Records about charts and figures
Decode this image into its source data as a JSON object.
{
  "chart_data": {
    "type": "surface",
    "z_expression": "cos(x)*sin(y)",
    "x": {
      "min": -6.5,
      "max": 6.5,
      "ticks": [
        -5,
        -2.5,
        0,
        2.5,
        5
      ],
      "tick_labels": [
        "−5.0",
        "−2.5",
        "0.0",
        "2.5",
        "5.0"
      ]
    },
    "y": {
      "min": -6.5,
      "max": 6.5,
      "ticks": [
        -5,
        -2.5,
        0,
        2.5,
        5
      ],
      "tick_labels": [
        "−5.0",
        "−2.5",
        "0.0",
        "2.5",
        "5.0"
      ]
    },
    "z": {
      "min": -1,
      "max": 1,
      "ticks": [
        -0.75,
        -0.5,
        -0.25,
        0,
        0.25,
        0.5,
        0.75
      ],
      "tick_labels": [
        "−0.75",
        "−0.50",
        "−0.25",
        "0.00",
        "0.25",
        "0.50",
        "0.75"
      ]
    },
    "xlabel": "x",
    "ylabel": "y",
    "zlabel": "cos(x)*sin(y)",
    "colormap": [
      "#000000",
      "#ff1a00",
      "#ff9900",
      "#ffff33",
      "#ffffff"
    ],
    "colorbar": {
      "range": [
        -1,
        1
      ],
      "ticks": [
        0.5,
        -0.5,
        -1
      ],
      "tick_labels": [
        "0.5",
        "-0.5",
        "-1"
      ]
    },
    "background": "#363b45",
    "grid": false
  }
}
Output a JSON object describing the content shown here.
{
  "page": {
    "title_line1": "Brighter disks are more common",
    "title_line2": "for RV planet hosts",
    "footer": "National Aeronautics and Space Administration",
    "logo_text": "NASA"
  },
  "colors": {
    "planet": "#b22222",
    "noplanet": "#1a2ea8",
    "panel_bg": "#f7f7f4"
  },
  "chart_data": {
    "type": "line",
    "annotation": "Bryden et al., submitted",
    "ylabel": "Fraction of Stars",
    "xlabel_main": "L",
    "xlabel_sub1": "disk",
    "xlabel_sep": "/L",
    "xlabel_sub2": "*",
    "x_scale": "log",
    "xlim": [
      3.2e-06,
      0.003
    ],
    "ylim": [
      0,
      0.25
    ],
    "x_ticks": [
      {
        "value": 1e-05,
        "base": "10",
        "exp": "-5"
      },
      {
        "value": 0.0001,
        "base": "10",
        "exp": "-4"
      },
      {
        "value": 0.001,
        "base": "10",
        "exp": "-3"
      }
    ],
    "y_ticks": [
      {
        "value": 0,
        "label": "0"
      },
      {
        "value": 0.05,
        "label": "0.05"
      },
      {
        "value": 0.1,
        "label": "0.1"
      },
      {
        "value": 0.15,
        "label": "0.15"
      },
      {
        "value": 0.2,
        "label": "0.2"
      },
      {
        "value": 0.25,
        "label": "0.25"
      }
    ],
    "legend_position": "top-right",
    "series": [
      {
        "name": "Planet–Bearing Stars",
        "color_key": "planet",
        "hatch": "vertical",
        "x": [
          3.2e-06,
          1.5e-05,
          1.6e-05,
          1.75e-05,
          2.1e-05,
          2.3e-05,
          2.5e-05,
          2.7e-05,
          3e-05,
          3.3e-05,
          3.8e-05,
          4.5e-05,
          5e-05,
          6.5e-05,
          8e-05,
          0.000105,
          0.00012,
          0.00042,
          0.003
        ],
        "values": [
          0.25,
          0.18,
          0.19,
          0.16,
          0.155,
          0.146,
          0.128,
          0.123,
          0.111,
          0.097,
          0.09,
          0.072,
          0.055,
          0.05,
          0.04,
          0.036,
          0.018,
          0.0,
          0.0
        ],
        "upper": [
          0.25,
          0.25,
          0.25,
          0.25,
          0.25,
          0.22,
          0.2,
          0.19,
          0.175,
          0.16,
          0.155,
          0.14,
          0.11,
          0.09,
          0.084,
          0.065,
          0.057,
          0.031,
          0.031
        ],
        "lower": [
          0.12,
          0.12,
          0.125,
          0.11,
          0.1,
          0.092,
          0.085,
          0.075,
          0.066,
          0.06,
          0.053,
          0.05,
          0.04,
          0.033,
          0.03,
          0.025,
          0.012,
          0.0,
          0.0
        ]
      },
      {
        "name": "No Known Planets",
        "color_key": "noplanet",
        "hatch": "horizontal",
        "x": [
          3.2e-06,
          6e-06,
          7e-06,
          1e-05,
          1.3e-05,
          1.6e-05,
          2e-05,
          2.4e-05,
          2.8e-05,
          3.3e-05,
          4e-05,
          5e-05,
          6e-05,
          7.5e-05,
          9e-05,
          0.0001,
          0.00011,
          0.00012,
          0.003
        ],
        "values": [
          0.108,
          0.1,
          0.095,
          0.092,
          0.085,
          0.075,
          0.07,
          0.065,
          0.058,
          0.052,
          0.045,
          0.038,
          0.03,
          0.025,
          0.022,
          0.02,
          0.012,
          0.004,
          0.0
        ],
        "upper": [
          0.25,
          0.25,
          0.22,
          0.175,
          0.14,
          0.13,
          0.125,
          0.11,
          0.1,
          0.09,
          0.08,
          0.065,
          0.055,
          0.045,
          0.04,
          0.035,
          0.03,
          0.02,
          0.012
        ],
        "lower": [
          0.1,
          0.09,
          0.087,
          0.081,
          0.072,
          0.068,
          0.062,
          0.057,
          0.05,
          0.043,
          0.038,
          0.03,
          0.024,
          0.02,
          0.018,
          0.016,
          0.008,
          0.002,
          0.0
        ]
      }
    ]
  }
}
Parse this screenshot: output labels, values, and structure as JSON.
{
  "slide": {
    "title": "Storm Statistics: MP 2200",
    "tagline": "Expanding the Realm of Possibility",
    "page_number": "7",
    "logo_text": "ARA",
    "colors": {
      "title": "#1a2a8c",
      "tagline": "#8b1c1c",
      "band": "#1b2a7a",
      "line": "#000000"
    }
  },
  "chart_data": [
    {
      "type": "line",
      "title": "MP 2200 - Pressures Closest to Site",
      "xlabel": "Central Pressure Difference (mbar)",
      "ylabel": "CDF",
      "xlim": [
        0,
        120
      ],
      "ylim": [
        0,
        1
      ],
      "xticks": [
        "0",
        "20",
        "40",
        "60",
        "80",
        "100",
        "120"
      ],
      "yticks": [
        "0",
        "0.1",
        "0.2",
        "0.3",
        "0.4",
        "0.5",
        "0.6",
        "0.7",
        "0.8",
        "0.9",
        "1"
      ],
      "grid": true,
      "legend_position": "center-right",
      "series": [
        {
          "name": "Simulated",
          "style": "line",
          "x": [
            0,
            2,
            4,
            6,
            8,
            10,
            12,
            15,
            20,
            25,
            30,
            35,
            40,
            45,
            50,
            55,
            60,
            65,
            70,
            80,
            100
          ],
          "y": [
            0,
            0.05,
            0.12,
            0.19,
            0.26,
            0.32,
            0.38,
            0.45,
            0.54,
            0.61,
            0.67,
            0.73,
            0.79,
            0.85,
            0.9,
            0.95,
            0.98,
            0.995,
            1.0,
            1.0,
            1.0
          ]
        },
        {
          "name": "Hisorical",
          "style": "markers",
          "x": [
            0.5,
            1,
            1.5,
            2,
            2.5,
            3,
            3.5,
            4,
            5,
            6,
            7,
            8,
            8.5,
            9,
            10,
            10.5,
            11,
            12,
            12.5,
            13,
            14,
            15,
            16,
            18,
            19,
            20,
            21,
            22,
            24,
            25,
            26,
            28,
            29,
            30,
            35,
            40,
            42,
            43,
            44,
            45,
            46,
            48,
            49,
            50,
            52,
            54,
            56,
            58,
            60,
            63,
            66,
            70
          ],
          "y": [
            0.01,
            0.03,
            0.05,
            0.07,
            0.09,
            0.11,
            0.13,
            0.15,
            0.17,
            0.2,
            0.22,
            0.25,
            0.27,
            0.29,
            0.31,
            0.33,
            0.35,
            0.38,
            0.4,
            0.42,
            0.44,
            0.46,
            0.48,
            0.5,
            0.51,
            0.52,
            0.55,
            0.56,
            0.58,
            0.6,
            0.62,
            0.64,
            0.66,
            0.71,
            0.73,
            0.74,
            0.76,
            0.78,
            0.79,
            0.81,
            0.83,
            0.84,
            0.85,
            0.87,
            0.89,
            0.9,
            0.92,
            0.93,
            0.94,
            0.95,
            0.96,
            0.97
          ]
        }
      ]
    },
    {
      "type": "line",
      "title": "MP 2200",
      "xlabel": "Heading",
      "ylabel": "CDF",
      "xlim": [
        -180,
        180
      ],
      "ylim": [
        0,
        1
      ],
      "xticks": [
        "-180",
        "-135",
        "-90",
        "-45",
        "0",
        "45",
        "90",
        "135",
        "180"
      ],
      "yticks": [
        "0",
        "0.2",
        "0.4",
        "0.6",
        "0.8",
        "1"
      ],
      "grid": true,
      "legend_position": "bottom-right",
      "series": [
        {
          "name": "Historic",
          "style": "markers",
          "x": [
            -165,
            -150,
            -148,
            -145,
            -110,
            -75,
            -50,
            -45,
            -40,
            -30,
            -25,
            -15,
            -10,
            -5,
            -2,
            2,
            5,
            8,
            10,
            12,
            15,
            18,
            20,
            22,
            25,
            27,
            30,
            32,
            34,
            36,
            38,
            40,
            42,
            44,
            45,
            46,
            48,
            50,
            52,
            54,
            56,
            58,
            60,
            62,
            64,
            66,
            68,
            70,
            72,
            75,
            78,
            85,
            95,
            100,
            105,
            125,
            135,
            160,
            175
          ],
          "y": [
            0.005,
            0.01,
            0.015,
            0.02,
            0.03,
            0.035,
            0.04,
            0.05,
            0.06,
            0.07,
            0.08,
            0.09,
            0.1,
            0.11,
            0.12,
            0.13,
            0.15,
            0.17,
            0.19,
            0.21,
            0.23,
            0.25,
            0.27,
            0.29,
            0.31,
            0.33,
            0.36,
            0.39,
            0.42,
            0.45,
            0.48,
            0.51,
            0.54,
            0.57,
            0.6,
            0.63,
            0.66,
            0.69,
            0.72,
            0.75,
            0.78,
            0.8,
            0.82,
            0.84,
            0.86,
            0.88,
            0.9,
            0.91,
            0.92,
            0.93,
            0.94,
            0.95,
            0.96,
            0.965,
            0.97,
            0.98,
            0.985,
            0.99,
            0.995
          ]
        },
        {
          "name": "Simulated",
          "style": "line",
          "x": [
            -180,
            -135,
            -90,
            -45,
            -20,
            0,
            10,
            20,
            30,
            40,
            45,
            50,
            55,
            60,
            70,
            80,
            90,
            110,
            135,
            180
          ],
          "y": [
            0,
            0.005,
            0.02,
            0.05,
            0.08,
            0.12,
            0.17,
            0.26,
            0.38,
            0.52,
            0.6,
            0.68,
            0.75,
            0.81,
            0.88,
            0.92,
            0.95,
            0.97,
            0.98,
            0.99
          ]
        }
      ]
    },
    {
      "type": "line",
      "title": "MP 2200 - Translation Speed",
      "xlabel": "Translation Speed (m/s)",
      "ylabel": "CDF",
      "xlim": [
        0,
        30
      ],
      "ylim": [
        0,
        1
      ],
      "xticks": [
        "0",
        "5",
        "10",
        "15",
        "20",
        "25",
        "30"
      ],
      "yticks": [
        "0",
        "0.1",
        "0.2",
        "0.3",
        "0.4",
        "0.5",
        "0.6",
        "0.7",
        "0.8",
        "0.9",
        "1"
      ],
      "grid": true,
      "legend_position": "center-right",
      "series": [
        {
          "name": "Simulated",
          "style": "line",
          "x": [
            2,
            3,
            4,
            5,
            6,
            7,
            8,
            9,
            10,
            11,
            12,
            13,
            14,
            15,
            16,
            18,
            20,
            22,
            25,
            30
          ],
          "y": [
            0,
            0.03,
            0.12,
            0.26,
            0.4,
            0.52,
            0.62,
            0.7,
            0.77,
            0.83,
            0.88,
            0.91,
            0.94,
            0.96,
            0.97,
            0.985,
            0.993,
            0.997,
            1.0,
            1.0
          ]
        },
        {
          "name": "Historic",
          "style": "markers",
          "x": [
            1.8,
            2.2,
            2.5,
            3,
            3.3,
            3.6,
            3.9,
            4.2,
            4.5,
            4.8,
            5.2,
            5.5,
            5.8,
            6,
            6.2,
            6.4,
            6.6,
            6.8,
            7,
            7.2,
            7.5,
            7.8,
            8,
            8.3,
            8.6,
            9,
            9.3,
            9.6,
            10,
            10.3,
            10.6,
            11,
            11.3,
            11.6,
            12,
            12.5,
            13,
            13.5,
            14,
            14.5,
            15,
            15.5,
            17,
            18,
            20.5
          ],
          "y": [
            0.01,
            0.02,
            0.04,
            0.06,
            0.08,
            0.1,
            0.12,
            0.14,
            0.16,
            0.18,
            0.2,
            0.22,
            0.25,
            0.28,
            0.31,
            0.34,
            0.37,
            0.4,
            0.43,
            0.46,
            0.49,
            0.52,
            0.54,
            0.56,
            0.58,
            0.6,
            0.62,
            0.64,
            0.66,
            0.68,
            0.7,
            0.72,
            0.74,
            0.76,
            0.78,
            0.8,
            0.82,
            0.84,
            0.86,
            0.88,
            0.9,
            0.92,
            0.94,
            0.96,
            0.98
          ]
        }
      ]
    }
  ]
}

Required work> Your task is to gather every line with the word "noplanet" and copy it.

Written answer>
    "noplanet": "#1a2ea8",
        "color_key": "noplanet",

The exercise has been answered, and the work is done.